DATA PROVIDED:
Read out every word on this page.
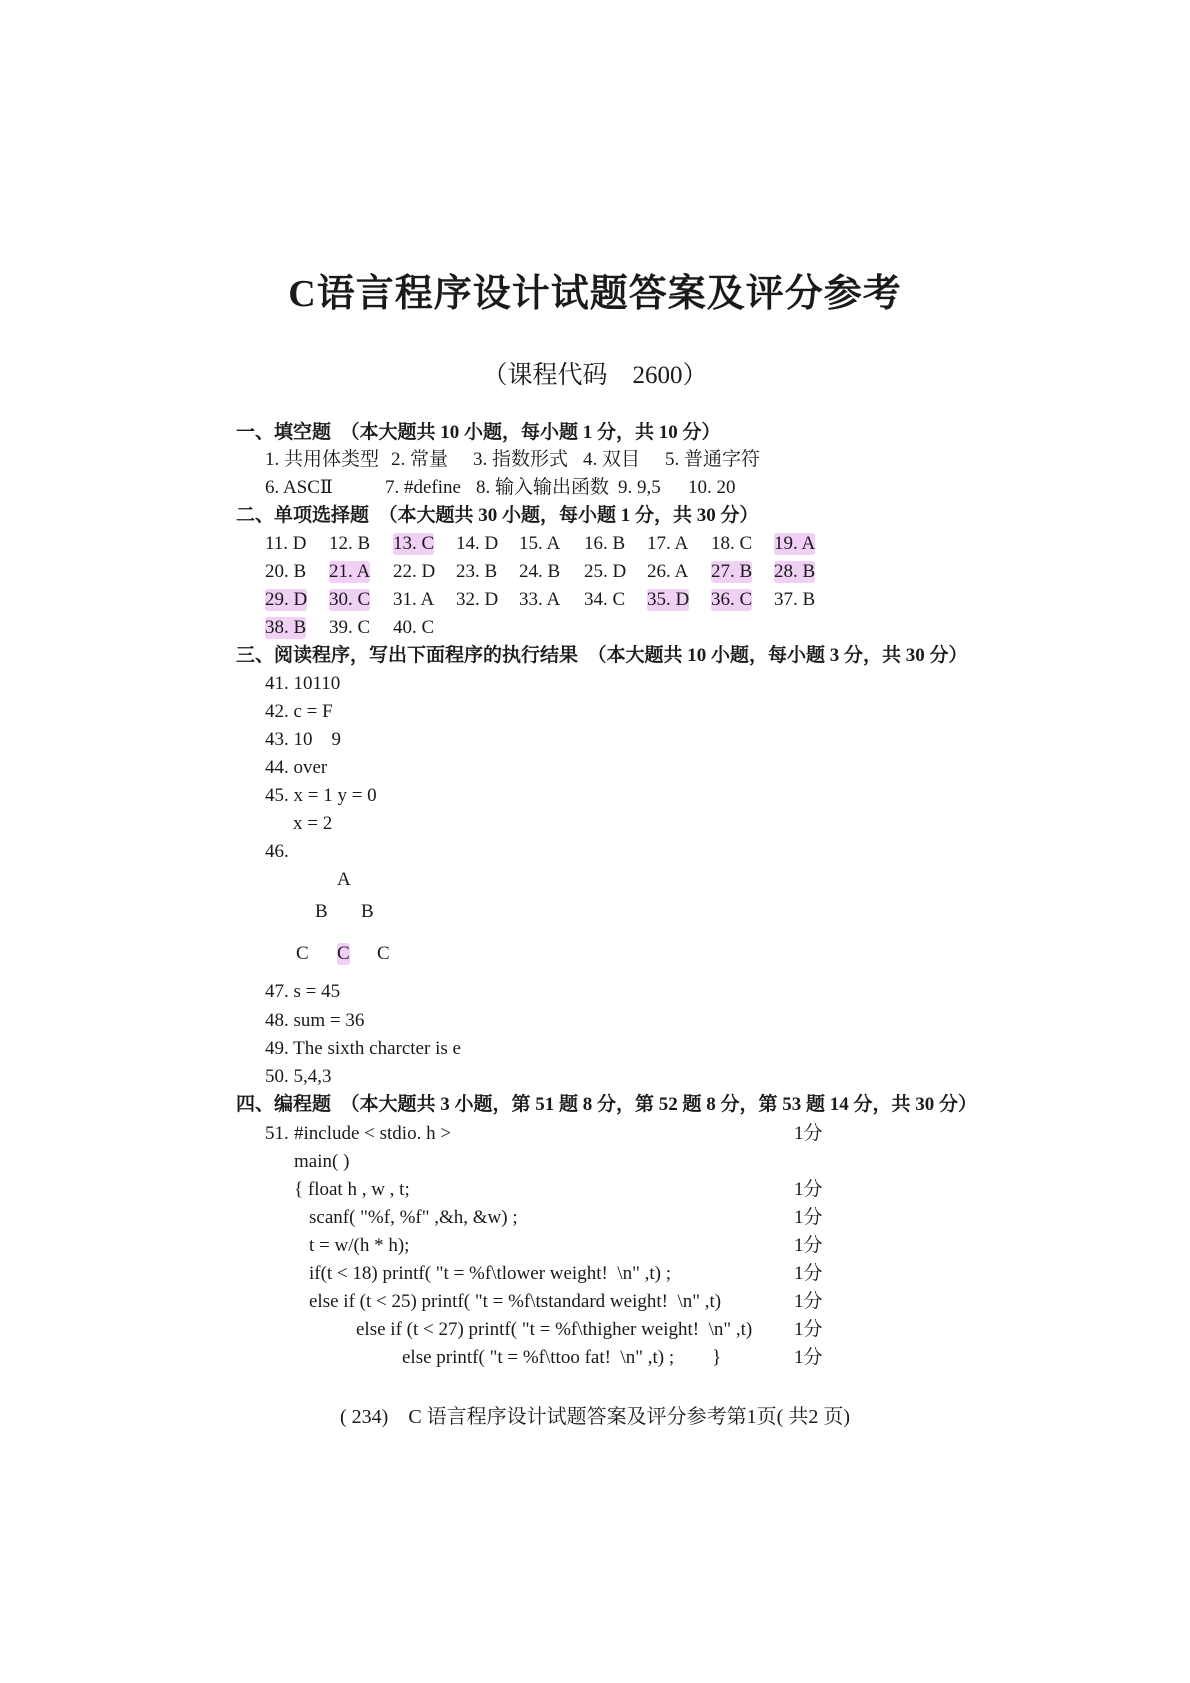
C语言程序设计试题答案及评分参考
（课程代码　2600）
一、填空题　（本大题共 10 小题，每小题 1 分，共 10 分）
1. 共用体类型 2. 常量 3. 指数形式 4. 双目 5. 普通字符
6. ASCⅡ	7. #define 8. 输入输出函数 9. 9,5 10. 20
二、单项选择题　（本大题共 30 小题，每小题 1 分，共 30 分）
11. D 12. B 13. C 14. D 15. A 16. B 17. A 18. C 19. A
20. B 21. A 22. D 23. B 24. B 25. D 26. A 27. B 28. B
29. D 30. C 31. A 32. D 33. A 34. C 35. D 36. C 37. B
38. B 39. C 40. C
三、阅读程序，写出下面程序的执行结果　（本大题共 10 小题，每小题 3 分，共 30 分）
41. 10110
42. c = F
43. 10　9
44. over
45. x = 1 y = 0
x = 2
46.
A
B B
C C C
47. s = 45
48. sum = 36
49. The sixth charcter is e
50. 5,4,3
四、编程题　（本大题共 3 小题，第 51 题 8 分，第 52 题 8 分，第 53 题 14 分，共 30 分）
51. #include < stdio. h >	1分
main( )
{ float h , w , t;	1分
scanf( "%f, %f" ,&h, &w) ;	1分
t = w/(h * h);	1分
if(t < 18) printf( "t = %f\tlower weight!  \n" ,t) ;	1分
else if (t < 25) printf( "t = %f\tstandard weight!  \n" ,t)	1分
else if (t < 27) printf( "t = %f\thigher weight!  \n" ,t) 1分
else printf( "t = %f\ttoo fat!  \n" ,t) ;　　}	1分
( 234)　C 语言程序设计试题答案及评分参考第1页( 共2 页)
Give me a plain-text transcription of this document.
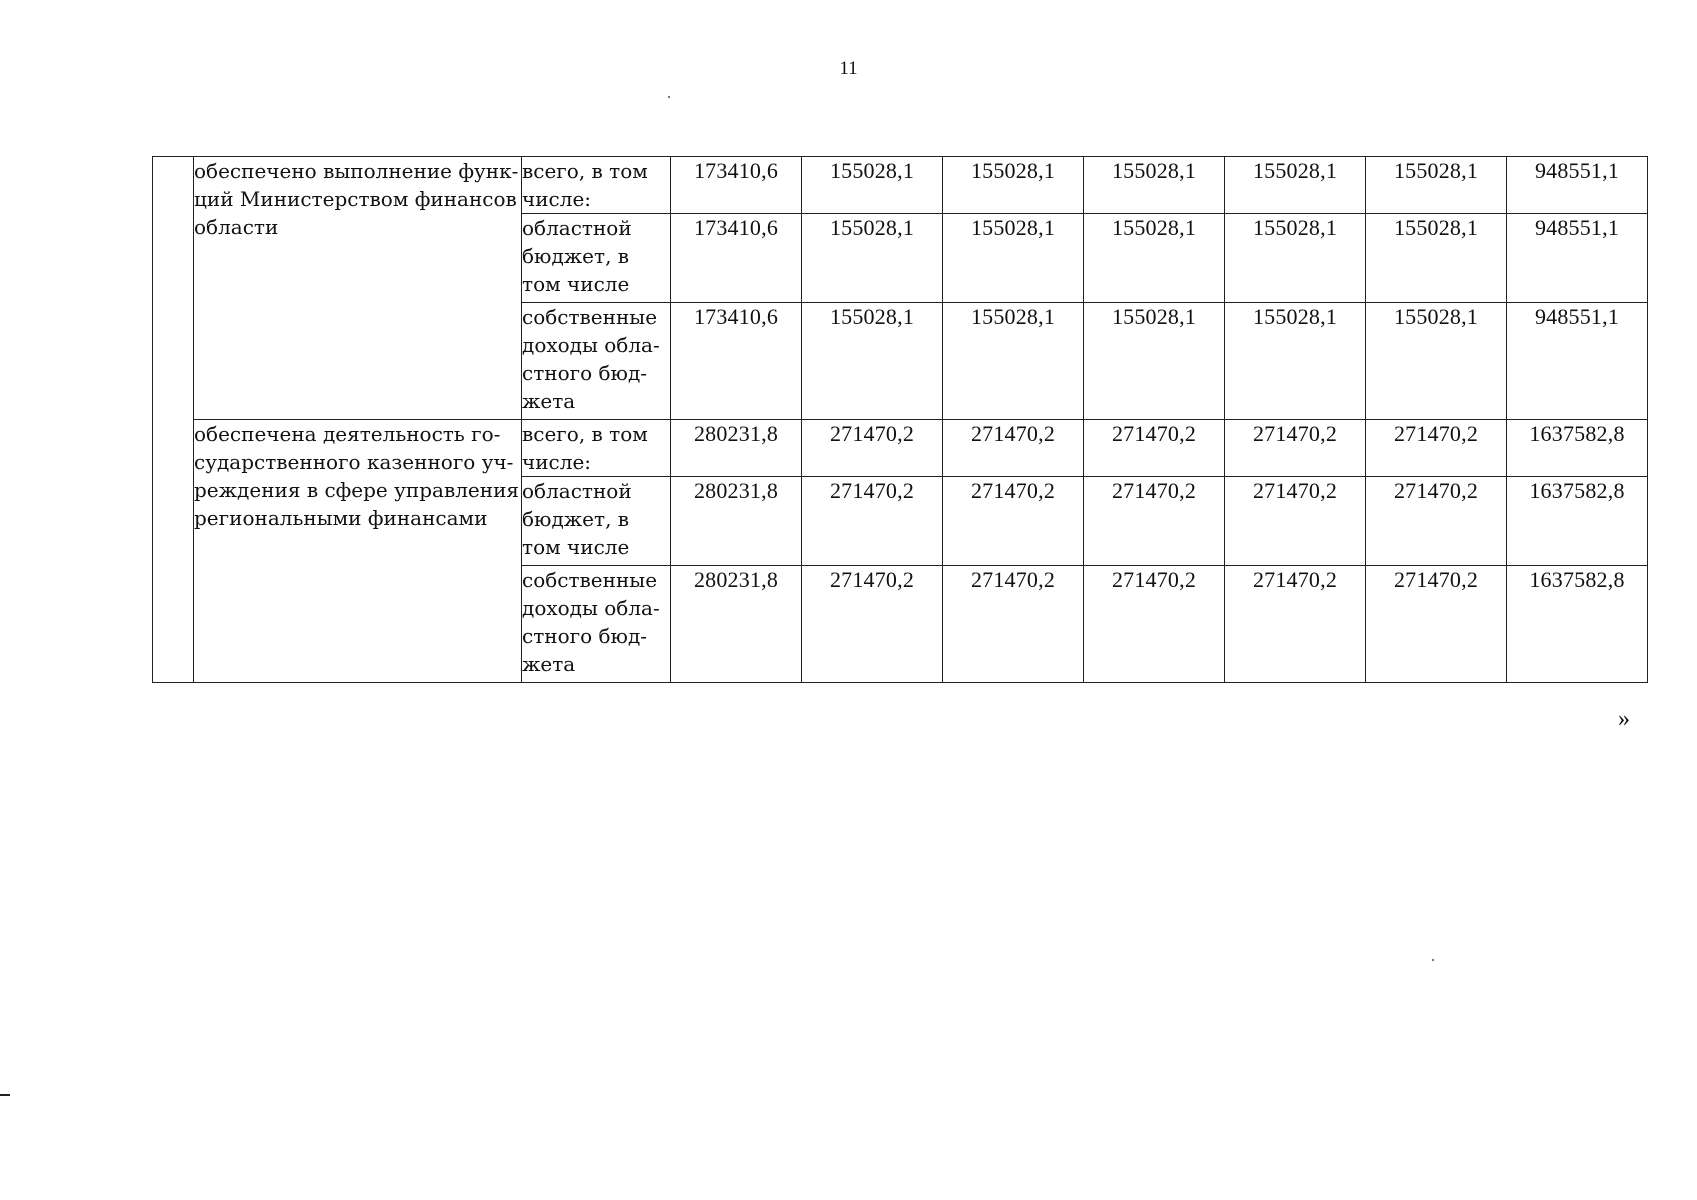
11
	обеспечено выполнение функ-ций Министерством финансов области	всего, в том числе:	173410,6	155028,1	155028,1	155028,1	155028,1	155028,1	948551,1
		областной бюджет, в том числе	173410,6	155028,1	155028,1	155028,1	155028,1	155028,1	948551,1
		собственные доходы обла-стного бюд-жета	173410,6	155028,1	155028,1	155028,1	155028,1	155028,1	948551,1
	обеспечена деятельность го-сударственного казенного уч-реждения в сфере управления региональными финансами	всего, в том числе:	280231,8	271470,2	271470,2	271470,2	271470,2	271470,2	1637582,8
		областной бюджет, в том числе	280231,8	271470,2	271470,2	271470,2	271470,2	271470,2	1637582,8
		собственные доходы обла-стного бюд-жета	280231,8	271470,2	271470,2	271470,2	271470,2	271470,2	1637582,8
»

CHALLENGE: Omit each picture, then return all of the listing exactly as it stands.

WRITTEN ANSWER:
Read out every word on this page.
C语言程序设计试题答案及评分参考
（课程代码　2600）
一、填空题　（本大题共 10 小题，每小题 1 分，共 10 分）
1. 共用体类型 2. 常量 3. 指数形式 4. 双目 5. 普通字符
6. ASCⅡ	7. #define 8. 输入输出函数 9. 9,5 10. 20
二、单项选择题　（本大题共 30 小题，每小题 1 分，共 30 分）
11. D 12. B 13. C 14. D 15. A 16. B 17. A 18. C 19. A
20. B 21. A 22. D 23. B 24. B 25. D 26. A 27. B 28. B
29. D 30. C 31. A 32. D 33. A 34. C 35. D 36. C 37. B
38. B 39. C 40. C
三、阅读程序，写出下面程序的执行结果　（本大题共 10 小题，每小题 3 分，共 30 分）
41. 10110
42. c = F
43. 10　9
44. over
45. x = 1 y = 0
x = 2
46.
A
B B
C C C
47. s = 45
48. sum = 36
49. The sixth charcter is e
50. 5,4,3
四、编程题　（本大题共 3 小题，第 51 题 8 分，第 52 题 8 分，第 53 题 14 分，共 30 分）
51. #include < stdio. h >	1分
main( )
{ float h , w , t;	1分
scanf( "%f, %f" ,&h, &w) ;	1分
t = w/(h * h);	1分
if(t < 18) printf( "t = %f\tlower weight!  \n" ,t) ;	1分
else if (t < 25) printf( "t = %f\tstandard weight!  \n" ,t)	1分
else if (t < 27) printf( "t = %f\thigher weight!  \n" ,t) 1分
else printf( "t = %f\ttoo fat!  \n" ,t) ;　　}	1分
( 234)　C 语言程序设计试题答案及评分参考第1页( 共2 页)
Give me a plain-text transcription of this document.
11
	обеспечено выполнение функ-ций Министерством финансов области	всего, в том числе:	173410,6	155028,1	155028,1	155028,1	155028,1	155028,1	948551,1
		областной бюджет, в том числе	173410,6	155028,1	155028,1	155028,1	155028,1	155028,1	948551,1
		собственные доходы обла-стного бюд-жета	173410,6	155028,1	155028,1	155028,1	155028,1	155028,1	948551,1
	обеспечена деятельность го-сударственного казенного уч-реждения в сфере управления региональными финансами	всего, в том числе:	280231,8	271470,2	271470,2	271470,2	271470,2	271470,2	1637582,8
		областной бюджет, в том числе	280231,8	271470,2	271470,2	271470,2	271470,2	271470,2	1637582,8
		собственные доходы обла-стного бюд-жета	280231,8	271470,2	271470,2	271470,2	271470,2	271470,2	1637582,8
»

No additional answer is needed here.